*REQUIRED TASK*: Determine the count of lines holding the string "label". Return only the number.

**** DATA SHOWN ****

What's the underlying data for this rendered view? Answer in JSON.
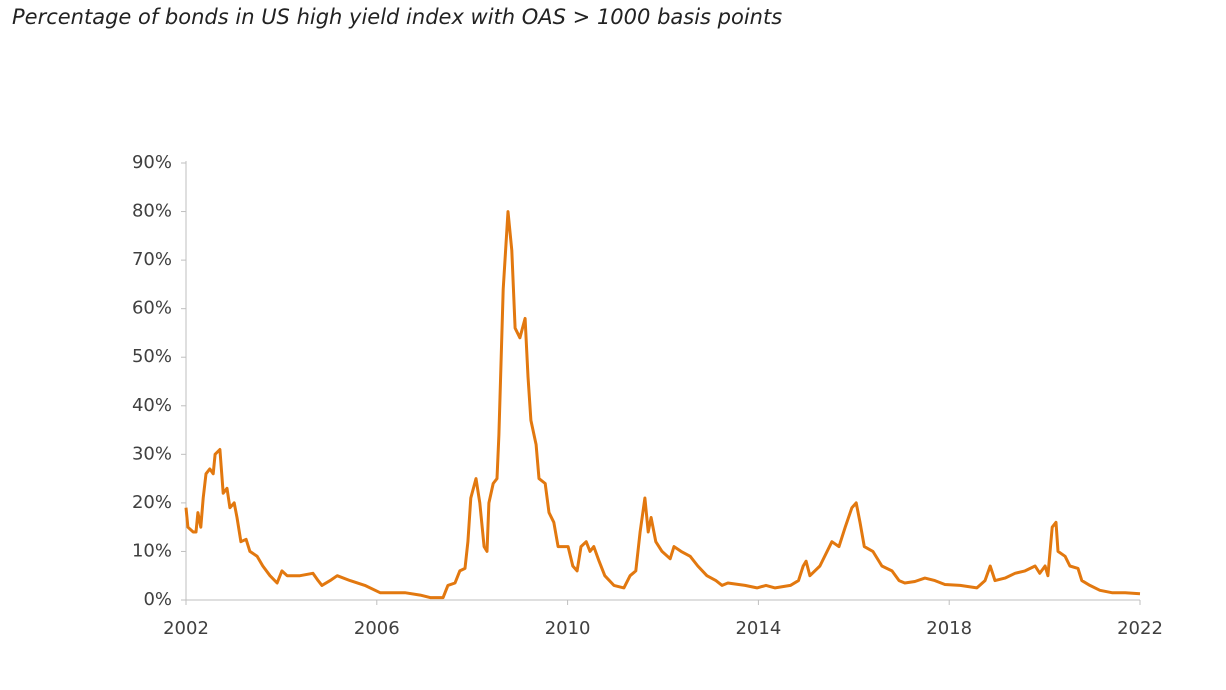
{
  "chart_data": {
    "type": "line",
    "title": "Percentage of bonds in US high yield index with OAS > 1000 basis points",
    "xlim": [
      2002,
      2022
    ],
    "xticks": [
      2002,
      2006,
      2010,
      2014,
      2018,
      2022
    ],
    "ylim": [
      0,
      90
    ],
    "yticks": [
      {
        "value": 0,
        "label": "0%"
      },
      {
        "value": 10,
        "label": "10%"
      },
      {
        "value": 20,
        "label": "20%"
      },
      {
        "value": 30,
        "label": "30%"
      },
      {
        "value": 40,
        "label": "40%"
      },
      {
        "value": 50,
        "label": "50%"
      },
      {
        "value": 60,
        "label": "60%"
      },
      {
        "value": 70,
        "label": "70%"
      },
      {
        "value": 80,
        "label": "80%"
      },
      {
        "value": 90,
        "label": "90%"
      }
    ],
    "color": "#e2780f",
    "x": [
      2002.0,
      2002.04,
      2002.15,
      2002.21,
      2002.25,
      2002.31,
      2002.36,
      2002.42,
      2002.5,
      2002.57,
      2002.61,
      2002.71,
      2002.78,
      2002.86,
      2002.92,
      2003.01,
      2003.07,
      2003.15,
      2003.26,
      2003.34,
      2003.49,
      2003.61,
      2003.76,
      2003.91,
      2004.01,
      2004.12,
      2004.39,
      2004.66,
      2004.77,
      2004.85,
      2005.02,
      2005.17,
      2005.44,
      2005.75,
      2006.07,
      2006.59,
      2006.91,
      2007.12,
      2007.39,
      2007.49,
      2007.64,
      2007.74,
      2007.85,
      2007.91,
      2007.97,
      2008.08,
      2008.16,
      2008.25,
      2008.31,
      2008.35,
      2008.44,
      2008.52,
      2008.56,
      2008.65,
      2008.75,
      2008.83,
      2008.9,
      2009.0,
      2009.11,
      2009.17,
      2009.23,
      2009.34,
      2009.4,
      2009.53,
      2009.61,
      2009.71,
      2009.8,
      2010.01,
      2010.11,
      2010.2,
      2010.28,
      2010.39,
      2010.47,
      2010.55,
      2010.66,
      2010.78,
      2010.97,
      2011.18,
      2011.31,
      2011.43,
      2011.52,
      2011.62,
      2011.69,
      2011.75,
      2011.85,
      2011.98,
      2012.15,
      2012.23,
      2012.38,
      2012.57,
      2012.73,
      2012.92,
      2013.11,
      2013.24,
      2013.36,
      2013.72,
      2013.97,
      2014.16,
      2014.35,
      2014.67,
      2014.84,
      2014.94,
      2015.0,
      2015.08,
      2015.29,
      2015.54,
      2015.69,
      2015.82,
      2015.96,
      2016.05,
      2016.13,
      2016.22,
      2016.4,
      2016.59,
      2016.8,
      2016.95,
      2017.07,
      2017.28,
      2017.49,
      2017.7,
      2017.91,
      2018.23,
      2018.58,
      2018.75,
      2018.86,
      2018.96,
      2019.17,
      2019.38,
      2019.59,
      2019.8,
      2019.9,
      2020.01,
      2020.07,
      2020.16,
      2020.24,
      2020.28,
      2020.43,
      2020.53,
      2020.7,
      2020.78,
      2020.95,
      2021.16,
      2021.41,
      2021.69,
      2022.0
    ],
    "values": [
      19,
      15,
      14,
      14,
      18,
      15,
      21,
      26,
      27,
      26,
      30,
      31,
      22,
      23,
      19,
      20,
      17,
      12,
      12.5,
      10,
      9,
      7,
      5,
      3.5,
      6,
      5,
      5,
      5.5,
      4,
      3,
      4,
      5,
      4,
      3,
      1.5,
      1.5,
      1,
      0.5,
      0.5,
      3,
      3.5,
      6,
      6.5,
      12,
      21,
      25,
      20,
      11,
      10,
      20,
      24,
      25,
      34,
      64,
      80,
      72,
      56,
      54,
      58,
      46,
      37,
      32,
      25,
      24,
      18,
      16,
      11,
      11,
      7,
      6,
      11,
      12,
      10,
      11,
      8,
      5,
      3,
      2.5,
      5,
      6,
      14,
      21,
      14,
      17,
      12,
      10,
      8.5,
      11,
      10,
      9,
      7,
      5,
      4,
      3,
      3.5,
      3,
      2.5,
      3,
      2.5,
      3,
      4,
      7,
      8,
      5,
      7,
      12,
      11,
      15,
      19,
      20,
      16,
      11,
      10,
      7,
      6,
      4,
      3.5,
      3.8,
      4.5,
      4,
      3.2,
      3,
      2.5,
      4,
      7,
      4,
      4.5,
      5.5,
      6,
      7,
      5.5,
      7,
      5,
      15,
      16,
      10,
      9,
      7,
      6.5,
      4,
      3,
      2,
      1.5,
      1.5,
      1.3
    ]
  }
}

****

*ANSWER TO THE PROBLEM*: 10